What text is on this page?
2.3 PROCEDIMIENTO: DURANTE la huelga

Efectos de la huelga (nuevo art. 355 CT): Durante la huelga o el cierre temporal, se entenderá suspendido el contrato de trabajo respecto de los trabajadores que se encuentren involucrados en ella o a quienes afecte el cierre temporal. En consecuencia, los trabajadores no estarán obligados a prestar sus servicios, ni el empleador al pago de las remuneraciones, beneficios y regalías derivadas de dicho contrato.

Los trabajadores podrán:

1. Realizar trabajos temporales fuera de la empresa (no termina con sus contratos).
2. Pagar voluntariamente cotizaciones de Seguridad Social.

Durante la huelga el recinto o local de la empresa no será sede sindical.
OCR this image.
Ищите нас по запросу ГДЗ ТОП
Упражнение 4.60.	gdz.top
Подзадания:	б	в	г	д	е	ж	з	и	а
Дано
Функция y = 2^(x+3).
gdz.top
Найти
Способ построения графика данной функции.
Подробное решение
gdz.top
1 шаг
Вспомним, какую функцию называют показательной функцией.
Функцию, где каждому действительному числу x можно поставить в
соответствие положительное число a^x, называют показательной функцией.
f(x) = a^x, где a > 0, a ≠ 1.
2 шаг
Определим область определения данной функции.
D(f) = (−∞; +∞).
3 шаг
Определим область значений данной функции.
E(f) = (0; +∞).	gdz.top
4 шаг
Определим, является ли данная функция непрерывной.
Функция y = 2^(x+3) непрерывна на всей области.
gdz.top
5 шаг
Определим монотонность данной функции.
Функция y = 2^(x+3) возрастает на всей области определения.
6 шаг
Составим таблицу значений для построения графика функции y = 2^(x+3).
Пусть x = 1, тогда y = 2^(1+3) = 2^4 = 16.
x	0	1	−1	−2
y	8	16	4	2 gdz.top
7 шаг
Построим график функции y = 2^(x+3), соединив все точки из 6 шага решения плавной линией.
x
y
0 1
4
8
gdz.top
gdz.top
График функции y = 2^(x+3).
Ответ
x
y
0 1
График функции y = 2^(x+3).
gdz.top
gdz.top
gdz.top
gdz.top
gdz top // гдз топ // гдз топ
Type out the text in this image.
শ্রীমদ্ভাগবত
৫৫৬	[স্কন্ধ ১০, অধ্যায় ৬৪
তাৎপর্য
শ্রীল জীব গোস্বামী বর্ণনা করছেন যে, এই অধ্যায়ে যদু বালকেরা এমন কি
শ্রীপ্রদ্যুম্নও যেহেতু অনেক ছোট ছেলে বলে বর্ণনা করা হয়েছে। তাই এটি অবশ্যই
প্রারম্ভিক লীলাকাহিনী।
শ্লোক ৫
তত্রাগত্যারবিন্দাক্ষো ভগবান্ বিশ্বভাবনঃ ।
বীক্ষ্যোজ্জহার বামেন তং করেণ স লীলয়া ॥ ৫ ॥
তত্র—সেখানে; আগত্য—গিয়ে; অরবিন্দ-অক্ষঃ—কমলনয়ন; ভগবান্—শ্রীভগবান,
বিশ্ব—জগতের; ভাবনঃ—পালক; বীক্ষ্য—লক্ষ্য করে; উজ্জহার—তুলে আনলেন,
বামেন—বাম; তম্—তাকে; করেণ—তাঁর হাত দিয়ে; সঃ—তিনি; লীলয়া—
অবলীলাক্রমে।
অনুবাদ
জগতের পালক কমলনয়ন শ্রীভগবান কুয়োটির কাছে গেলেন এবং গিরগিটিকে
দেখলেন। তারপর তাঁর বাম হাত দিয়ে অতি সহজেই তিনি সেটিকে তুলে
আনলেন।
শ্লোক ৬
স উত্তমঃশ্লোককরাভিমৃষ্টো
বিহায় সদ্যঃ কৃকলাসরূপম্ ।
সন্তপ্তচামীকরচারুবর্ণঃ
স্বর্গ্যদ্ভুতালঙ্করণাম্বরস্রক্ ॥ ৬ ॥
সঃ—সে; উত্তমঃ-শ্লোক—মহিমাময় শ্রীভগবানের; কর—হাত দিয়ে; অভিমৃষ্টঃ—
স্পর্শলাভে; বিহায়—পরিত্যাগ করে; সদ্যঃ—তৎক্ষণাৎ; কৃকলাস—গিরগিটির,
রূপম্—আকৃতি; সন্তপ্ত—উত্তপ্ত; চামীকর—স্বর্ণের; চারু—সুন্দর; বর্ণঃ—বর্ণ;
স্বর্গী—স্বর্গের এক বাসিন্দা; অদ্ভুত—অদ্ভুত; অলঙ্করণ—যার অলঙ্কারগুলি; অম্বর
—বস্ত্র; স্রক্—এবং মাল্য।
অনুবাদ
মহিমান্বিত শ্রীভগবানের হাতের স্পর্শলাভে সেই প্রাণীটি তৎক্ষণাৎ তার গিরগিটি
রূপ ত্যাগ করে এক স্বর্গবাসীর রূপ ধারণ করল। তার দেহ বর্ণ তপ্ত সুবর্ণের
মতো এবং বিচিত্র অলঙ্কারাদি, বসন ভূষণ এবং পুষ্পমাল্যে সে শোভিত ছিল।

........

DIRECTION
Pick out the lines that include the word "показательной" and write them out.

RESULT OF THE TASK
Вспомним, какую функцию называют показательной функцией.
соответствие положительное число a^x, называют показательной функцией.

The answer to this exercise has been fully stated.